Source text ->
=== Section Start ===
This is surely where the jury went wrong. For, the Booker Prize is meant to recognize the supreme quality of a single novel, not the lifetime achievements of an individual. And going by the reviews, Atwood’s book is not all that perfect. As Ron Charles writes in the Washington Post, although “The Testaments” is an exciting thriller that wraps up many questions for fans of “The Handmaid’s Tale,” it is not a particularly impressive work of literature on its own.

Taking into account that unlike the Nobel, which is a career achievement award, the Booker is for individual books, it makes sense, therefore, to be unhappy with the judges decision to split the award. I’m in total agreement with Sam Jordison, the U.K. publisher of one of the other finalists (“Ducks, Newburyport” by Evanston native Lucy Ellmann) who questions in an emotionally raw post-awards essay in The Times, a process that seems to have no rationale beyond whatever the judges decide to do in the moment. It’s a contest without rules. And it’s sad to think that the judges took into consideration external criteria — like Atwood’s long and distinguished career — instead of sticking to the contents of the books when they made their decision.
=== Section End ===
According to the text about the Booker Prize, what is the prize meant to recognize? The document understanding data is separate from the text about the Booker Prize.

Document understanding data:
=== Section Start ===
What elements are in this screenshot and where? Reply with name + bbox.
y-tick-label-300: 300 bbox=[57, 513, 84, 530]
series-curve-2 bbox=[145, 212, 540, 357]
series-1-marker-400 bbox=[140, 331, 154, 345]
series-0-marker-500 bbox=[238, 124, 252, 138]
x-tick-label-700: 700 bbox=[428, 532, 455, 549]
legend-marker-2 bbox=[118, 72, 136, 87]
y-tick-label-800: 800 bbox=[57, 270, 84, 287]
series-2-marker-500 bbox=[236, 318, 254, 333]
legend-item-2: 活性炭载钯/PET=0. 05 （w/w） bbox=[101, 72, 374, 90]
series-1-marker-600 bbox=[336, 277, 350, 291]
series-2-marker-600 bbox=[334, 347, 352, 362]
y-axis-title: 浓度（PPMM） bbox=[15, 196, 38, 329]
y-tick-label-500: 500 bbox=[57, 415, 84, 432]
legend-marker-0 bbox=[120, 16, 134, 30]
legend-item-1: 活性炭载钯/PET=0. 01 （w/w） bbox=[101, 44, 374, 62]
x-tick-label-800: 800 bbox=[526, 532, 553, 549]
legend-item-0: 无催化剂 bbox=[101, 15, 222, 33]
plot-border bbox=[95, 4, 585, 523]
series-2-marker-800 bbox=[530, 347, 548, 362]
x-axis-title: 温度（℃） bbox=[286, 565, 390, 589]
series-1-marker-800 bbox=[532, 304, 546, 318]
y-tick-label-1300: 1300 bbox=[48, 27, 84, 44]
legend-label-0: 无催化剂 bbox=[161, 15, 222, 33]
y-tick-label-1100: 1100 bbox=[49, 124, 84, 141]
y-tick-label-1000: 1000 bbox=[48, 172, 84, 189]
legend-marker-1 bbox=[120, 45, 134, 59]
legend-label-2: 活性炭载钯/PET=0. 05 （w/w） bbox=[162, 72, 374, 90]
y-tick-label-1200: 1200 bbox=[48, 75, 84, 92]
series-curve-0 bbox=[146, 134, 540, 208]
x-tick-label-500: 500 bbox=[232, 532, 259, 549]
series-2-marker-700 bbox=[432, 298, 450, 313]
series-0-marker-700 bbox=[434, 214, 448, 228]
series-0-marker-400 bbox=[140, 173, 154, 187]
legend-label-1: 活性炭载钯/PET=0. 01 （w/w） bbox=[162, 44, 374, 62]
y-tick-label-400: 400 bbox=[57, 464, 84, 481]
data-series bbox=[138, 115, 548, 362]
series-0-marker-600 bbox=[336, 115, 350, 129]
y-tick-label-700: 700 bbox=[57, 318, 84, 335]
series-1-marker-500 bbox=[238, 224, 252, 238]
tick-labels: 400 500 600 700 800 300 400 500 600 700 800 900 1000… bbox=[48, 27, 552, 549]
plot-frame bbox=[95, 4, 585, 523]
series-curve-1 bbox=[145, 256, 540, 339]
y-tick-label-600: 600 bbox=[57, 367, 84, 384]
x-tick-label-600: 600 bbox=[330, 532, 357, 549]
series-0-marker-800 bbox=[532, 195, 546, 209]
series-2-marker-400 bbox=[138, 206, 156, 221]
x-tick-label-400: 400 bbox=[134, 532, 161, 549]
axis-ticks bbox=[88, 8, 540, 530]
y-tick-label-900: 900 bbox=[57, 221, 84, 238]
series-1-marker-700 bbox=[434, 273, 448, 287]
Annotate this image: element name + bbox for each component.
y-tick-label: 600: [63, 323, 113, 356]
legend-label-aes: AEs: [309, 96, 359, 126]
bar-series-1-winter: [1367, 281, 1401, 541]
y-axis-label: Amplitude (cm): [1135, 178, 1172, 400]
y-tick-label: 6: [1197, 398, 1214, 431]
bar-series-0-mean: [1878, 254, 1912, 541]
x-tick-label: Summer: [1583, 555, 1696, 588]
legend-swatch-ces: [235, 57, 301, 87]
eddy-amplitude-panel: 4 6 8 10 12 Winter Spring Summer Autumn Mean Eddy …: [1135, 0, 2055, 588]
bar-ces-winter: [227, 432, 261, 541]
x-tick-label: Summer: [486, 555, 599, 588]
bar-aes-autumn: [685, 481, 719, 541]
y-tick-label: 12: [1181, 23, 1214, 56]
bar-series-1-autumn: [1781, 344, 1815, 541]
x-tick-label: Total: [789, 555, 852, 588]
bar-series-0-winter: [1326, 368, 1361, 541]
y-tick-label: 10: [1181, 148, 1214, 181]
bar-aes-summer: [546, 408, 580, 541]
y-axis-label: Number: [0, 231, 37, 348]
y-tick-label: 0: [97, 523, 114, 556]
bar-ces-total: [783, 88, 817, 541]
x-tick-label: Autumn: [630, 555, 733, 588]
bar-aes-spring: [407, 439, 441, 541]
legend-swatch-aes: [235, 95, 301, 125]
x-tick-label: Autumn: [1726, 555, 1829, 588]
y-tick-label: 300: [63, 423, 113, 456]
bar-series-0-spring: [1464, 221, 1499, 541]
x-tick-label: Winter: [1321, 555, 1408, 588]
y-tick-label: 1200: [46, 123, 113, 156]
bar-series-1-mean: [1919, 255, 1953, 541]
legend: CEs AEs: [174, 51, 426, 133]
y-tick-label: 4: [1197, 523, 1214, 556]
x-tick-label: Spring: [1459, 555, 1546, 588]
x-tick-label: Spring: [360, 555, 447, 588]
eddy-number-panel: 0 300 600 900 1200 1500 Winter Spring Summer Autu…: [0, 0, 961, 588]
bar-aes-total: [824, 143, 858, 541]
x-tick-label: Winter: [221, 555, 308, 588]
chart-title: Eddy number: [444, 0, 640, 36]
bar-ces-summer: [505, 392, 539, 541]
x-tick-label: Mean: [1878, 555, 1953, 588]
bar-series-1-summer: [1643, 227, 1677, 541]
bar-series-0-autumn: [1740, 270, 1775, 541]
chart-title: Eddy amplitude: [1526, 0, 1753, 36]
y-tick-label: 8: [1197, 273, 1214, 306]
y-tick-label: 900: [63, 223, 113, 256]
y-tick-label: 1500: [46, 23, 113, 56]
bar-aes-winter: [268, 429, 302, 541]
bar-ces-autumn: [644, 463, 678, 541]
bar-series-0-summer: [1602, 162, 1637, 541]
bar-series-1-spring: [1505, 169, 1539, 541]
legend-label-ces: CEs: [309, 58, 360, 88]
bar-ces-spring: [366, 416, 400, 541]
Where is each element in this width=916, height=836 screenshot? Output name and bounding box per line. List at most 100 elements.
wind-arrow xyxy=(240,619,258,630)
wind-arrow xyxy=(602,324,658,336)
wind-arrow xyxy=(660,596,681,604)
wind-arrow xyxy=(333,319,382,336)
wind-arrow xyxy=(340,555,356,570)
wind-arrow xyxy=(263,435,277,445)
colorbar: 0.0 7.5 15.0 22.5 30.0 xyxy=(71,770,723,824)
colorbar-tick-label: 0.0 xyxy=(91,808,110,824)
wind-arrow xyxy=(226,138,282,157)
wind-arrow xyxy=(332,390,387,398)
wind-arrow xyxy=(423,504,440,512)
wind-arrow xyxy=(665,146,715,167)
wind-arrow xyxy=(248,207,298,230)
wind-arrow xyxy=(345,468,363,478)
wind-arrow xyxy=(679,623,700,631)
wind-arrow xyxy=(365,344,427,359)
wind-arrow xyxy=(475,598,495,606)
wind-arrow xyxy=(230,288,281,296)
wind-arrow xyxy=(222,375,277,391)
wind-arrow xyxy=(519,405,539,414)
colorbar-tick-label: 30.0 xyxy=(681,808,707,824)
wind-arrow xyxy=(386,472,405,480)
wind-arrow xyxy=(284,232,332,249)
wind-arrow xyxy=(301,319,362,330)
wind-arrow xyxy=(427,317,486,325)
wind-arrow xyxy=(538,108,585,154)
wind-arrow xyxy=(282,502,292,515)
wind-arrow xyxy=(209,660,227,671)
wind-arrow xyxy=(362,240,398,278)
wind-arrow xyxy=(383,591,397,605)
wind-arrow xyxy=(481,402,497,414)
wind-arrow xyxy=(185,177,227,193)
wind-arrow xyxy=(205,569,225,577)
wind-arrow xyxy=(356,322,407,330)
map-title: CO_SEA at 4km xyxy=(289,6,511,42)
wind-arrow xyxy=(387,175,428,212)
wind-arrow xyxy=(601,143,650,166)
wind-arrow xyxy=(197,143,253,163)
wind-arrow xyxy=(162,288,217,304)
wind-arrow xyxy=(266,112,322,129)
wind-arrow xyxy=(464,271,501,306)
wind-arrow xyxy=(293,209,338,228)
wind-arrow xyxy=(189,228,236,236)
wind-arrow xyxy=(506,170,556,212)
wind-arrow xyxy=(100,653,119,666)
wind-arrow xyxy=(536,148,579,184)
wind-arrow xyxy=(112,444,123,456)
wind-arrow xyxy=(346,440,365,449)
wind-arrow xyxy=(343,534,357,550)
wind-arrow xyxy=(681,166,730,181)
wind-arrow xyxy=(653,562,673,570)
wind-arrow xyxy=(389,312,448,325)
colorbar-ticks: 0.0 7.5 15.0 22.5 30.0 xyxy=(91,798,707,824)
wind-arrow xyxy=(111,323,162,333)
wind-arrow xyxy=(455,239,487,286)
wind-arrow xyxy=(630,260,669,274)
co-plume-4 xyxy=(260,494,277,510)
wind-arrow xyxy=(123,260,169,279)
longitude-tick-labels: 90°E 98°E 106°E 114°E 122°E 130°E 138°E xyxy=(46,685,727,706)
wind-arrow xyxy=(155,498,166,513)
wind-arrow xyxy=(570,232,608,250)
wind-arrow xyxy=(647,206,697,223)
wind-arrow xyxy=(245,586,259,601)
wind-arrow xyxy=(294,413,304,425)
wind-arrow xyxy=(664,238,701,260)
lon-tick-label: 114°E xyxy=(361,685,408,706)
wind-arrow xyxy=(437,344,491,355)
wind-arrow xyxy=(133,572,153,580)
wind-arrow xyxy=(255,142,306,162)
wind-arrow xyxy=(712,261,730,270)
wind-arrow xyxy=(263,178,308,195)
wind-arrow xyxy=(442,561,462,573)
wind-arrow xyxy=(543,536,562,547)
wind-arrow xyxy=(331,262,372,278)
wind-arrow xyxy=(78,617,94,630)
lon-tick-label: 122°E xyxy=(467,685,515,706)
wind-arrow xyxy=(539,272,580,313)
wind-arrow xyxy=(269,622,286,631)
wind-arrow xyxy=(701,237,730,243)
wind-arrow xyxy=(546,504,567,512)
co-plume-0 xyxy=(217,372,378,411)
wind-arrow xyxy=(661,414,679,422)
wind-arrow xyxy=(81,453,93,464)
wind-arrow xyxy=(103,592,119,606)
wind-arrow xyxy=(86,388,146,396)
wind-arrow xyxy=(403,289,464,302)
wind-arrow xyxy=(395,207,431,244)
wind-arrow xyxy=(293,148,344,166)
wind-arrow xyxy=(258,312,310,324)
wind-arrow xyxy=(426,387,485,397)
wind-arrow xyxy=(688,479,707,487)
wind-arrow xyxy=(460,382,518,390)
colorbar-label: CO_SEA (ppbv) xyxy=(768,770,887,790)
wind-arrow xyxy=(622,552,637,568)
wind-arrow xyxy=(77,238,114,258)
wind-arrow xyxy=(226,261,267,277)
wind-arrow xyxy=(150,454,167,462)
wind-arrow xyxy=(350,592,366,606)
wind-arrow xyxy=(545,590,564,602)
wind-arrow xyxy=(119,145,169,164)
=== Section End ===
Written response -> The supreme quality of a single novel, not the lifetime achievements of an individual.